[Dataset records]
^^^^

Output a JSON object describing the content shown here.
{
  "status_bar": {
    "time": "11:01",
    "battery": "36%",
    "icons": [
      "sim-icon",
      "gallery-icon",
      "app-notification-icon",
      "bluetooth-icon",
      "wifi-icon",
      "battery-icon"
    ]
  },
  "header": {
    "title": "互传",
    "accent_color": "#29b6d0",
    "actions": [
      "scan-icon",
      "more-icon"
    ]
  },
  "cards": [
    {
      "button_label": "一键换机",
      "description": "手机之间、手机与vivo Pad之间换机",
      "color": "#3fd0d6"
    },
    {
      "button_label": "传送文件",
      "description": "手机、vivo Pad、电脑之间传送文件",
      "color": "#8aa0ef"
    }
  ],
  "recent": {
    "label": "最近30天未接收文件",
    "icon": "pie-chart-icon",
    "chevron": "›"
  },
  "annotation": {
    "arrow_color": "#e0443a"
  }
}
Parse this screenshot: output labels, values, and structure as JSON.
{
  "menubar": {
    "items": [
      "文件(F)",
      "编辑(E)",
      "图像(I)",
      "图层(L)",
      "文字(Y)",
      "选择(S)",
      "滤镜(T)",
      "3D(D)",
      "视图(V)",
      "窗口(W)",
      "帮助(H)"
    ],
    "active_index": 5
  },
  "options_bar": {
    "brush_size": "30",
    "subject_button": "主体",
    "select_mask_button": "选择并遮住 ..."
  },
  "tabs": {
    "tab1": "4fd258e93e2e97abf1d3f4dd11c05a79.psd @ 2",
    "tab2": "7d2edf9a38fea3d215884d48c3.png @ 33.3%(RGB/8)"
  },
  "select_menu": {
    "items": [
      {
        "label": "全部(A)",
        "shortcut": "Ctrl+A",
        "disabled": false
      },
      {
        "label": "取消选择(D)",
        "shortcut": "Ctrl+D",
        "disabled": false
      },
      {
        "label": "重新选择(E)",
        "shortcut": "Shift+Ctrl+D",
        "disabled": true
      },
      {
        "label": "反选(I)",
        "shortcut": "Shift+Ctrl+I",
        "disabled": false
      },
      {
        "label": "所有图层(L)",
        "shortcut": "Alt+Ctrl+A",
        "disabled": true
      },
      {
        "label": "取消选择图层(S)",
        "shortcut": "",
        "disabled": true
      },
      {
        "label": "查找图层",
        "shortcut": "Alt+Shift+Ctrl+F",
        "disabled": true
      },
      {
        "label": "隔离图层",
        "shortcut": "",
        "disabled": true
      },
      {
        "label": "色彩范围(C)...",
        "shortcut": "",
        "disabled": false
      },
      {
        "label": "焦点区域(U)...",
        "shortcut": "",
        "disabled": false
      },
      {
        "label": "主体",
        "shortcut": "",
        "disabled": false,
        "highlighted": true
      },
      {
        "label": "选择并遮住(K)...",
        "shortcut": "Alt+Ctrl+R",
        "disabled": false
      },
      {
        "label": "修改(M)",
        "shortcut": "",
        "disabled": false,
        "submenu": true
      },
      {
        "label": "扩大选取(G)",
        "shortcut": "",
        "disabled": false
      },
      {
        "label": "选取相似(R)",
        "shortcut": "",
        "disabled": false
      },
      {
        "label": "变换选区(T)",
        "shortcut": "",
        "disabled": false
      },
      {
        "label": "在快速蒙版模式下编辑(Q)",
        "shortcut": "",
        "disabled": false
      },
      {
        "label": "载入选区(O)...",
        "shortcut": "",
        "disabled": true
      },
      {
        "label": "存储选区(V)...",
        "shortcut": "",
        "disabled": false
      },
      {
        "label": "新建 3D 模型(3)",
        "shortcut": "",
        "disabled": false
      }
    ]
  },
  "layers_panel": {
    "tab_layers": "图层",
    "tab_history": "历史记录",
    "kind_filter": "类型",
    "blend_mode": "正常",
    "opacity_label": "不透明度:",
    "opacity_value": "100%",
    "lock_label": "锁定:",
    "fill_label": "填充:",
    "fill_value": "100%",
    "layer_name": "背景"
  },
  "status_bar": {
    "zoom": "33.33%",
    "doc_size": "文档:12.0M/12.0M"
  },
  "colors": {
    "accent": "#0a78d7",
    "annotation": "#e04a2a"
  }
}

^^^^

Retype every record above exactly as written.

Result of the task:
Output a JSON object describing the content shown here.
{
  "status_bar": {
    "time": "11:01",
    "battery": "36%",
    "icons": [
      "sim-icon",
      "gallery-icon",
      "app-notification-icon",
      "bluetooth-icon",
      "wifi-icon",
      "battery-icon"
    ]
  },
  "header": {
    "title": "互传",
    "accent_color": "#29b6d0",
    "actions": [
      "scan-icon",
      "more-icon"
    ]
  },
  "cards": [
    {
      "button_label": "一键换机",
      "description": "手机之间、手机与vivo Pad之间换机",
      "color": "#3fd0d6"
    },
    {
      "button_label": "传送文件",
      "description": "手机、vivo Pad、电脑之间传送文件",
      "color": "#8aa0ef"
    }
  ],
  "recent": {
    "label": "最近30天未接收文件",
    "icon": "pie-chart-icon",
    "chevron": "›"
  },
  "annotation": {
    "arrow_color": "#e0443a"
  }
}
Parse this screenshot: output labels, values, and structure as JSON.
{
  "menubar": {
    "items": [
      "文件(F)",
      "编辑(E)",
      "图像(I)",
      "图层(L)",
      "文字(Y)",
      "选择(S)",
      "滤镜(T)",
      "3D(D)",
      "视图(V)",
      "窗口(W)",
      "帮助(H)"
    ],
    "active_index": 5
  },
  "options_bar": {
    "brush_size": "30",
    "subject_button": "主体",
    "select_mask_button": "选择并遮住 ..."
  },
  "tabs": {
    "tab1": "4fd258e93e2e97abf1d3f4dd11c05a79.psd @ 2",
    "tab2": "7d2edf9a38fea3d215884d48c3.png @ 33.3%(RGB/8)"
  },
  "select_menu": {
    "items": [
      {
        "label": "全部(A)",
        "shortcut": "Ctrl+A",
        "disabled": false
      },
      {
        "label": "取消选择(D)",
        "shortcut": "Ctrl+D",
        "disabled": false
      },
      {
        "label": "重新选择(E)",
        "shortcut": "Shift+Ctrl+D",
        "disabled": true
      },
      {
        "label": "反选(I)",
        "shortcut": "Shift+Ctrl+I",
        "disabled": false
      },
      {
        "label": "所有图层(L)",
        "shortcut": "Alt+Ctrl+A",
        "disabled": true
      },
      {
        "label": "取消选择图层(S)",
        "shortcut": "",
        "disabled": true
      },
      {
        "label": "查找图层",
        "shortcut": "Alt+Shift+Ctrl+F",
        "disabled": true
      },
      {
        "label": "隔离图层",
        "shortcut": "",
        "disabled": true
      },
      {
        "label": "色彩范围(C)...",
        "shortcut": "",
        "disabled": false
      },
      {
        "label": "焦点区域(U)...",
        "shortcut": "",
        "disabled": false
      },
      {
        "label": "主体",
        "shortcut": "",
        "disabled": false,
        "highlighted": true
      },
      {
        "label": "选择并遮住(K)...",
        "shortcut": "Alt+Ctrl+R",
        "disabled": false
      },
      {
        "label": "修改(M)",
        "shortcut": "",
        "disabled": false,
        "submenu": true
      },
      {
        "label": "扩大选取(G)",
        "shortcut": "",
        "disabled": false
      },
      {
        "label": "选取相似(R)",
        "shortcut": "",
        "disabled": false
      },
      {
        "label": "变换选区(T)",
        "shortcut": "",
        "disabled": false
      },
      {
        "label": "在快速蒙版模式下编辑(Q)",
        "shortcut": "",
        "disabled": false
      },
      {
        "label": "载入选区(O)...",
        "shortcut": "",
        "disabled": true
      },
      {
        "label": "存储选区(V)...",
        "shortcut": "",
        "disabled": false
      },
      {
        "label": "新建 3D 模型(3)",
        "shortcut": "",
        "disabled": false
      }
    ]
  },
  "layers_panel": {
    "tab_layers": "图层",
    "tab_history": "历史记录",
    "kind_filter": "类型",
    "blend_mode": "正常",
    "opacity_label": "不透明度:",
    "opacity_value": "100%",
    "lock_label": "锁定:",
    "fill_label": "填充:",
    "fill_value": "100%",
    "layer_name": "背景"
  },
  "status_bar": {
    "zoom": "33.33%",
    "doc_size": "文档:12.0M/12.0M"
  },
  "colors": {
    "accent": "#0a78d7",
    "annotation": "#e04a2a"
  }
}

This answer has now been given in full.